- [Aim of the task] Quote the entries word for word. Omit the pictures.

- [Data to process]
########################################

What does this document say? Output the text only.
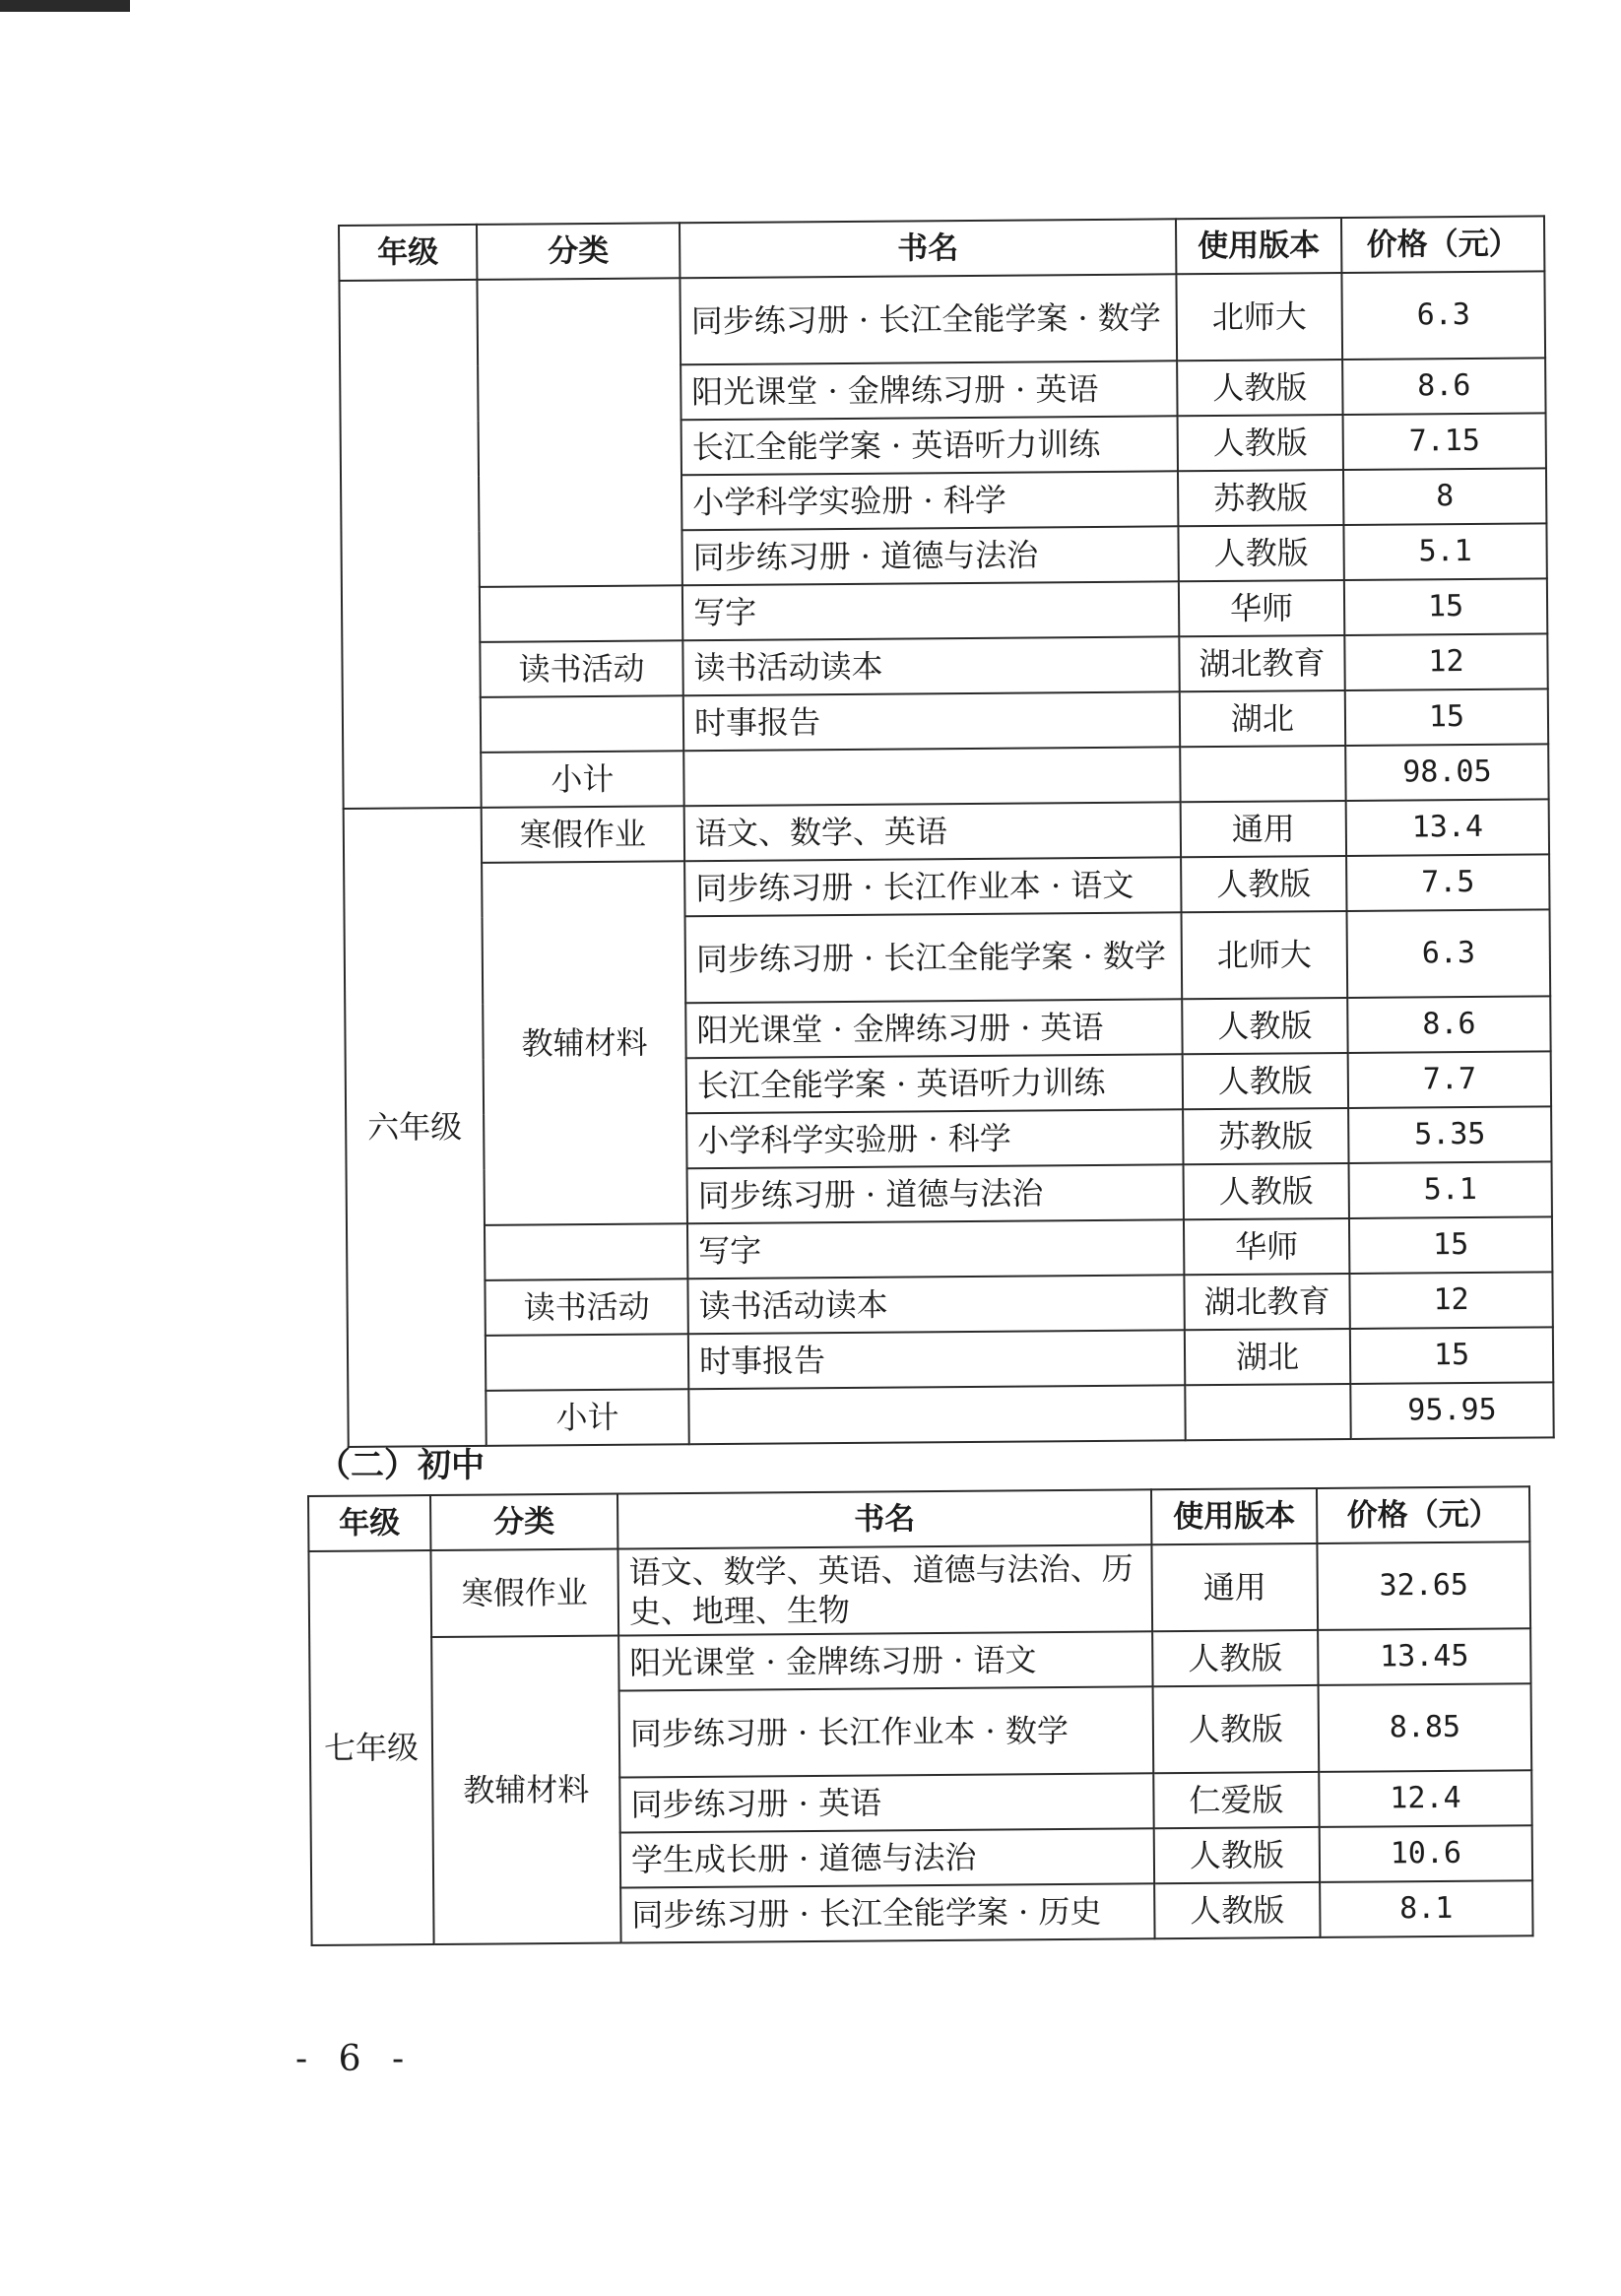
年级	分类	书名	使用版本	价格（元）
		同步练习册 · 长江全能学案 · 数学	北师大	6.3
		阳光课堂 · 金牌练习册 · 英语	人教版	8.6
		长江全能学案 · 英语听力训练	人教版	7.15
		小学科学实验册 · 科学	苏教版	8
		同步练习册 · 道德与法治	人教版	5.1
		写字	华师	15
	读书活动	读书活动读本	湖北教育	12
		时事报告	湖北	15
	小计			98.05
六年级	寒假作业	语文、数学、英语	通用	13.4
	教辅材料	同步练习册 · 长江作业本 · 语文	人教版	7.5
		同步练习册 · 长江全能学案 · 数学	北师大	6.3
		阳光课堂 · 金牌练习册 · 英语	人教版	8.6
		长江全能学案 · 英语听力训练	人教版	7.7
		小学科学实验册 · 科学	苏教版	5.35
		同步练习册 · 道德与法治	人教版	5.1
		写字	华师	15
	读书活动	读书活动读本	湖北教育	12
		时事报告	湖北	15
	小计			95.95
（二）初中
年级	分类	书名	使用版本	价格（元）
七年级	寒假作业	语文、数学、英语、道德与法治、历史、地理、生物	通用	32.65
	教辅材料	阳光课堂 · 金牌练习册 · 语文	人教版	13.45
		同步练习册 · 长江作业本 · 数学	人教版	8.85
		同步练习册 · 英语	仁爱版	12.4
		学生成长册 · 道德与法治	人教版	10.6
		同步练习册 · 长江全能学案 · 历史	人教版	8.1
- 6 -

########################################

- [Written answer]
What does this document say? Output the text only.
年级	分类	书名	使用版本	价格（元）
		同步练习册 · 长江全能学案 · 数学	北师大	6.3
		阳光课堂 · 金牌练习册 · 英语	人教版	8.6
		长江全能学案 · 英语听力训练	人教版	7.15
		小学科学实验册 · 科学	苏教版	8
		同步练习册 · 道德与法治	人教版	5.1
		写字	华师	15
	读书活动	读书活动读本	湖北教育	12
		时事报告	湖北	15
	小计			98.05
六年级	寒假作业	语文、数学、英语	通用	13.4
	教辅材料	同步练习册 · 长江作业本 · 语文	人教版	7.5
		同步练习册 · 长江全能学案 · 数学	北师大	6.3
		阳光课堂 · 金牌练习册 · 英语	人教版	8.6
		长江全能学案 · 英语听力训练	人教版	7.7
		小学科学实验册 · 科学	苏教版	5.35
		同步练习册 · 道德与法治	人教版	5.1
		写字	华师	15
	读书活动	读书活动读本	湖北教育	12
		时事报告	湖北	15
	小计			95.95
（二）初中
年级	分类	书名	使用版本	价格（元）
七年级	寒假作业	语文、数学、英语、道德与法治、历史、地理、生物	通用	32.65
	教辅材料	阳光课堂 · 金牌练习册 · 语文	人教版	13.45
		同步练习册 · 长江作业本 · 数学	人教版	8.85
		同步练习册 · 英语	仁爱版	12.4
		学生成长册 · 道德与法治	人教版	10.6
		同步练习册 · 长江全能学案 · 历史	人教版	8.1
- 6 -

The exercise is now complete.